---------- MATERIAL SHOWN
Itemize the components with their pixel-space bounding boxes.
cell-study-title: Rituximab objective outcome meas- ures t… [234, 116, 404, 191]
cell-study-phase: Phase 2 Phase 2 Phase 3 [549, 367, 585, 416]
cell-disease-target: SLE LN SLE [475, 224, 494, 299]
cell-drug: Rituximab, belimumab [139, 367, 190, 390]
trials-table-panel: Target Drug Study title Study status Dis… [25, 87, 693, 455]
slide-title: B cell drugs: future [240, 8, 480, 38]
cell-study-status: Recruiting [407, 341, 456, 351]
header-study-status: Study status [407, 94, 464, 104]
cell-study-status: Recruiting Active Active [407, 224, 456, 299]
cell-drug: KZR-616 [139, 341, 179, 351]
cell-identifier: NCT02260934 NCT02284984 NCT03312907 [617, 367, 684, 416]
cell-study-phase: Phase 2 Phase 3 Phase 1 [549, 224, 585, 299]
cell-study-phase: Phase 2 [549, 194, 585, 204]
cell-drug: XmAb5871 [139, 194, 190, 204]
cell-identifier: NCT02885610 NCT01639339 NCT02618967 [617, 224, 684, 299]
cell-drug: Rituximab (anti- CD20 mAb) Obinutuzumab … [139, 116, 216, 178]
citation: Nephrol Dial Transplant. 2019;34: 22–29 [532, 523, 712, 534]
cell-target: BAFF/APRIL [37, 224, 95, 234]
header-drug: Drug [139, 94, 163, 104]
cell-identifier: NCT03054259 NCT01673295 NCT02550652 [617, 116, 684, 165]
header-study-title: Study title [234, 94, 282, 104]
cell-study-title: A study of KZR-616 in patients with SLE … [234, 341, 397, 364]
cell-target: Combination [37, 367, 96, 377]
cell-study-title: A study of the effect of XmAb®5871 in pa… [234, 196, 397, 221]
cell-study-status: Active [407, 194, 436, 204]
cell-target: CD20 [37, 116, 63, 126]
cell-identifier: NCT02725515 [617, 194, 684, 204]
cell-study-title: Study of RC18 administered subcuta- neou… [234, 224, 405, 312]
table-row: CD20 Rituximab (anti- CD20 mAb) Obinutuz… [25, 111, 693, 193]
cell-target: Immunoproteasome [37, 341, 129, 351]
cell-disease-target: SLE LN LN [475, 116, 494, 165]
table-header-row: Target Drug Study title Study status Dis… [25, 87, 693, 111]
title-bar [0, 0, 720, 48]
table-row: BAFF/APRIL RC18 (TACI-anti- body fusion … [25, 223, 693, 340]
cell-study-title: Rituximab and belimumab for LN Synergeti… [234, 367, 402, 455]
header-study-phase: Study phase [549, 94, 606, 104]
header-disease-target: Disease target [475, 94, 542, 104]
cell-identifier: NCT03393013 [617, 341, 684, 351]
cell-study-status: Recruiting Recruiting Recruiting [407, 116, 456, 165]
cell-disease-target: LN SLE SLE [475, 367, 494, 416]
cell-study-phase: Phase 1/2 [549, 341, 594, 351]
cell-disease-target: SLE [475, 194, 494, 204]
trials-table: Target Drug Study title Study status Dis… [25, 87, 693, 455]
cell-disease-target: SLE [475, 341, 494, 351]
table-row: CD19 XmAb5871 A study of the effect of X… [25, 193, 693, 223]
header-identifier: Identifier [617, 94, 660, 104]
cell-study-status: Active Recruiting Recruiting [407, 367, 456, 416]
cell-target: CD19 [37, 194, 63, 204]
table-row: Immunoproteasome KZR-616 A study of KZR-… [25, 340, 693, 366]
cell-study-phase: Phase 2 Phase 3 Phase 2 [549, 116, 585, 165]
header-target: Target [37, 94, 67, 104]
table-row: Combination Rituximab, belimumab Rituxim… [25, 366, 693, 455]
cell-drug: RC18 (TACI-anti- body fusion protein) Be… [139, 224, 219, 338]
--------------------
* [PROBLEM STATEMENT]:
The task requires that all the material be restated word for word.

* [ANSWER FOR THIS EXERCISE]:
Itemize the components with their pixel-space bounding boxes.
cell-study-title: Rituximab objective outcome meas- ures t… [234, 116, 404, 191]
cell-study-phase: Phase 2 Phase 2 Phase 3 [549, 367, 585, 416]
cell-disease-target: SLE LN SLE [475, 224, 494, 299]
cell-drug: Rituximab, belimumab [139, 367, 190, 390]
trials-table-panel: Target Drug Study title Study status Dis… [25, 87, 693, 455]
slide-title: B cell drugs: future [240, 8, 480, 38]
cell-study-status: Recruiting [407, 341, 456, 351]
header-study-status: Study status [407, 94, 464, 104]
cell-study-status: Recruiting Active Active [407, 224, 456, 299]
cell-drug: KZR-616 [139, 341, 179, 351]
cell-identifier: NCT02260934 NCT02284984 NCT03312907 [617, 367, 684, 416]
cell-study-phase: Phase 2 Phase 3 Phase 1 [549, 224, 585, 299]
cell-study-phase: Phase 2 [549, 194, 585, 204]
cell-drug: XmAb5871 [139, 194, 190, 204]
cell-identifier: NCT02885610 NCT01639339 NCT02618967 [617, 224, 684, 299]
cell-drug: Rituximab (anti- CD20 mAb) Obinutuzumab … [139, 116, 216, 178]
citation: Nephrol Dial Transplant. 2019;34: 22–29 [532, 523, 712, 534]
cell-target: BAFF/APRIL [37, 224, 95, 234]
header-drug: Drug [139, 94, 163, 104]
cell-identifier: NCT03054259 NCT01673295 NCT02550652 [617, 116, 684, 165]
header-study-title: Study title [234, 94, 282, 104]
cell-study-title: A study of KZR-616 in patients with SLE … [234, 341, 397, 364]
cell-target: Combination [37, 367, 96, 377]
cell-study-title: A study of the effect of XmAb®5871 in pa… [234, 196, 397, 221]
cell-study-status: Active [407, 194, 436, 204]
cell-target: CD20 [37, 116, 63, 126]
cell-identifier: NCT02725515 [617, 194, 684, 204]
cell-study-title: Study of RC18 administered subcuta- neou… [234, 224, 405, 312]
table-row: CD20 Rituximab (anti- CD20 mAb) Obinutuz… [25, 111, 693, 193]
cell-target: Immunoproteasome [37, 341, 129, 351]
cell-disease-target: SLE LN LN [475, 116, 494, 165]
table-header-row: Target Drug Study title Study status Dis… [25, 87, 693, 111]
title-bar [0, 0, 720, 48]
table-row: BAFF/APRIL RC18 (TACI-anti- body fusion … [25, 223, 693, 340]
cell-study-title: Rituximab and belimumab for LN Synergeti… [234, 367, 402, 455]
header-study-phase: Study phase [549, 94, 606, 104]
header-disease-target: Disease target [475, 94, 542, 104]
cell-identifier: NCT03393013 [617, 341, 684, 351]
cell-study-status: Recruiting Recruiting Recruiting [407, 116, 456, 165]
cell-disease-target: LN SLE SLE [475, 367, 494, 416]
cell-study-phase: Phase 1/2 [549, 341, 594, 351]
cell-disease-target: SLE [475, 194, 494, 204]
trials-table: Target Drug Study title Study status Dis… [25, 87, 693, 455]
cell-disease-target: SLE [475, 341, 494, 351]
table-row: CD19 XmAb5871 A study of the effect of X… [25, 193, 693, 223]
header-identifier: Identifier [617, 94, 660, 104]
cell-study-status: Active Recruiting Recruiting [407, 367, 456, 416]
cell-target: CD19 [37, 194, 63, 204]
table-row: Immunoproteasome KZR-616 A study of KZR-… [25, 340, 693, 366]
cell-study-phase: Phase 2 Phase 3 Phase 2 [549, 116, 585, 165]
header-target: Target [37, 94, 67, 104]
table-row: Combination Rituximab, belimumab Rituxim… [25, 366, 693, 455]
cell-drug: RC18 (TACI-anti- body fusion protein) Be… [139, 224, 219, 338]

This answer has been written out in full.